_Short problem:_ Convert each line of the material below into a Markdown table with two columns, Row and Entry, leaving out blank lines.

━━━

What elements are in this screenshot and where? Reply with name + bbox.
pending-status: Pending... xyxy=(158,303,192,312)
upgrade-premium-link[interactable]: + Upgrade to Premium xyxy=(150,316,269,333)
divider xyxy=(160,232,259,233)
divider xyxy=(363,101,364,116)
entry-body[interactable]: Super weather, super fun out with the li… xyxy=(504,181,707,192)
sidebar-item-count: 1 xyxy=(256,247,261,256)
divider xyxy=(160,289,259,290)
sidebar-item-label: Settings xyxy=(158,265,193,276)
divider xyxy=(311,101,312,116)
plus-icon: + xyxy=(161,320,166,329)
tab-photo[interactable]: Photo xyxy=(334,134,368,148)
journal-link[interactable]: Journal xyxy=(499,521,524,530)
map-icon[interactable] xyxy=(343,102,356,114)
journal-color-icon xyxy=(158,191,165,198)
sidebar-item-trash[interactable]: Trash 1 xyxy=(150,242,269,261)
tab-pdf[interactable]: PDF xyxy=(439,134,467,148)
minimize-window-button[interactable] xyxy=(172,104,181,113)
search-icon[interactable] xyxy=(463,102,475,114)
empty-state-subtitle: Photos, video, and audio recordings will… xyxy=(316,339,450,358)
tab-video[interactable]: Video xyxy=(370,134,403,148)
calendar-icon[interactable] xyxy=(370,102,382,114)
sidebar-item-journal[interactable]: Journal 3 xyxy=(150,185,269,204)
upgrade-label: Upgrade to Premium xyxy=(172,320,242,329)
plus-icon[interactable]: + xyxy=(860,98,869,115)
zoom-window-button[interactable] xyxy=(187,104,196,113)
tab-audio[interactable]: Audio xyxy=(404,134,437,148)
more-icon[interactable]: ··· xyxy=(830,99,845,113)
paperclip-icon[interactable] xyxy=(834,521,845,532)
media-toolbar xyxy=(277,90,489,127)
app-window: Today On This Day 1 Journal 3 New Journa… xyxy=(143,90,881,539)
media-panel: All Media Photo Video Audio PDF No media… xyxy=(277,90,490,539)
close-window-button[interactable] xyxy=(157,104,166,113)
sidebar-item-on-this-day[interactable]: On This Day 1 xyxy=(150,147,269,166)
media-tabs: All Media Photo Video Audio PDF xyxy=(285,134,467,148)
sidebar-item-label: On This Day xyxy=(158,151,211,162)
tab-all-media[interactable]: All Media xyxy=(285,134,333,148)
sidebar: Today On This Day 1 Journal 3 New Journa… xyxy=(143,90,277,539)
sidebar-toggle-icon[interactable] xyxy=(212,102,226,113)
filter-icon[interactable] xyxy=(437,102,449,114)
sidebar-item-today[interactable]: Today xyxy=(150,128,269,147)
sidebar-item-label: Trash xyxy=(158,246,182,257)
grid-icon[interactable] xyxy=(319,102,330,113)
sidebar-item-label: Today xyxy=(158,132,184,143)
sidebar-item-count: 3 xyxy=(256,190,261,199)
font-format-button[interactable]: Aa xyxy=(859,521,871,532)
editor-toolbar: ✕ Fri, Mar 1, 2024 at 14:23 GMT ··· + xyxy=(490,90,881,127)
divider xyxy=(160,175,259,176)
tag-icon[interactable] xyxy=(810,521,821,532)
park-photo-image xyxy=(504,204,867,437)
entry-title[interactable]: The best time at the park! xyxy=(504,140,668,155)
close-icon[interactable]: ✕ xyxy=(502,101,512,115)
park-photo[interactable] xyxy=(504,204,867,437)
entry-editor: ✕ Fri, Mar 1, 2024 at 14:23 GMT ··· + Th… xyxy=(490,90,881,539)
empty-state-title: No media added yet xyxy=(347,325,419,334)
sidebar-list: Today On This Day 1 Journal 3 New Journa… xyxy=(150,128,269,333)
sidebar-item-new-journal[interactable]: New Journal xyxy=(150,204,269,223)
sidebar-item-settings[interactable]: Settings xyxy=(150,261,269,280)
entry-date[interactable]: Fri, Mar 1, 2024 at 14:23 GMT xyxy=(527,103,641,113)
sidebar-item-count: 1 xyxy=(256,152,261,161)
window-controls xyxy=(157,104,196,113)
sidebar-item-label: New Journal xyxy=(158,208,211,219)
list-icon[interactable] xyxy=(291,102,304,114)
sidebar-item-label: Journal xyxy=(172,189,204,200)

━━━

_Solution to the problem:_
| Row | Entry |
|---|---|
| 1 | What elements are in this screenshot and where? Reply with name + bbox. |
| 2 | pending-status: Pending... xyxy=(158,303,192,312) |
| 3 | upgrade-premium-link[interactable]: + Upgrade to Premium xyxy=(150,316,269,333) |
| 4 | divider xyxy=(160,232,259,233) |
| 5 | divider xyxy=(363,101,364,116) |
| 6 | entry-body[interactable]: Super weather, super fun out with the li… xyxy=(504,181,707,192) |
| 7 | sidebar-item-count: 1 xyxy=(256,247,261,256) |
| 8 | divider xyxy=(160,289,259,290) |
| 9 | sidebar-item-label: Settings xyxy=(158,265,193,276) |
| 10 | divider xyxy=(311,101,312,116) |
| 11 | plus-icon: + xyxy=(161,320,166,329) |
| 12 | tab-photo[interactable]: Photo xyxy=(334,134,368,148) |
| 13 | journal-link[interactable]: Journal xyxy=(499,521,524,530) |
| 14 | map-icon[interactable] xyxy=(343,102,356,114) |
| 15 | journal-color-icon xyxy=(158,191,165,198) |
| 16 | sidebar-item-trash[interactable]: Trash 1 xyxy=(150,242,269,261) |
| 17 | tab-pdf[interactable]: PDF xyxy=(439,134,467,148) |
| 18 | minimize-window-button[interactable] xyxy=(172,104,181,113) |
| 19 | search-icon[interactable] xyxy=(463,102,475,114) |
| 20 | empty-state-subtitle: Photos, video, and audio recordings will… xyxy=(316,339,450,358) |
| 21 | tab-video[interactable]: Video xyxy=(370,134,403,148) |
| 22 | calendar-icon[interactable] xyxy=(370,102,382,114) |
| 23 | sidebar-item-journal[interactable]: Journal 3 xyxy=(150,185,269,204) |
| 24 | upgrade-label: Upgrade to Premium xyxy=(172,320,242,329) |
| 25 | plus-icon[interactable]: + xyxy=(860,98,869,115) |
| 26 | zoom-window-button[interactable] xyxy=(187,104,196,113) |
| 27 | tab-audio[interactable]: Audio xyxy=(404,134,437,148) |
| 28 | more-icon[interactable]: ··· xyxy=(830,99,845,113) |
| 29 | paperclip-icon[interactable] xyxy=(834,521,845,532) |
| 30 | media-toolbar xyxy=(277,90,489,127) |
| 31 | app-window: Today On This Day 1 Journal 3 New Journa… xyxy=(143,90,881,539) |
| 32 | media-panel: All Media Photo Video Audio PDF No media… xyxy=(277,90,490,539) |
| 33 | close-window-button[interactable] xyxy=(157,104,166,113) |
| 34 | sidebar-item-on-this-day[interactable]: On This Day 1 xyxy=(150,147,269,166) |
| 35 | media-tabs: All Media Photo Video Audio PDF xyxy=(285,134,467,148) |
| 36 | sidebar-item-label: On This Day xyxy=(158,151,211,162) |
| 37 | tab-all-media[interactable]: All Media xyxy=(285,134,333,148) |
| 38 | sidebar: Today On This Day 1 Journal 3 New Journa… xyxy=(143,90,277,539) |
| 39 | sidebar-toggle-icon[interactable] xyxy=(212,102,226,113) |
| 40 | filter-icon[interactable] xyxy=(437,102,449,114) |
| 41 | sidebar-item-today[interactable]: Today xyxy=(150,128,269,147) |
| 42 | sidebar-item-label: Trash xyxy=(158,246,182,257) |
| 43 | grid-icon[interactable] xyxy=(319,102,330,113) |
| 44 | sidebar-item-label: Today xyxy=(158,132,184,143) |
| 45 | sidebar-item-count: 3 xyxy=(256,190,261,199) |
| 46 | font-format-button[interactable]: Aa xyxy=(859,521,871,532) |
| 47 | editor-toolbar: ✕ Fri, Mar 1, 2024 at 14:23 GMT ··· + xyxy=(490,90,881,127) |
| 48 | divider xyxy=(160,175,259,176) |
| 49 | tag-icon[interactable] xyxy=(810,521,821,532) |
| 50 | park-photo-image xyxy=(504,204,867,437) |
| 51 | entry-title[interactable]: The best time at the park! xyxy=(504,140,668,155) |
| 52 | close-icon[interactable]: ✕ xyxy=(502,101,512,115) |
| 53 | park-photo[interactable] xyxy=(504,204,867,437) |
| 54 | entry-editor: ✕ Fri, Mar 1, 2024 at 14:23 GMT ··· + Th… xyxy=(490,90,881,539) |
| 55 | empty-state-title: No media added yet xyxy=(347,325,419,334) |
| 56 | sidebar-list: Today On This Day 1 Journal 3 New Journa… xyxy=(150,128,269,333) |
| 57 | sidebar-item-new-journal[interactable]: New Journal xyxy=(150,204,269,223) |
| 58 | sidebar-item-settings[interactable]: Settings xyxy=(150,261,269,280) |
| 59 | entry-date[interactable]: Fri, Mar 1, 2024 at 14:23 GMT xyxy=(527,103,641,113) |
| 60 | sidebar-item-count: 1 xyxy=(256,152,261,161) |
| 61 | window-controls xyxy=(157,104,196,113) |
| 62 | sidebar-item-label: New Journal xyxy=(158,208,211,219) |
| 63 | list-icon[interactable] xyxy=(291,102,304,114) |
| 64 | sidebar-item-label: Journal xyxy=(172,189,204,200) |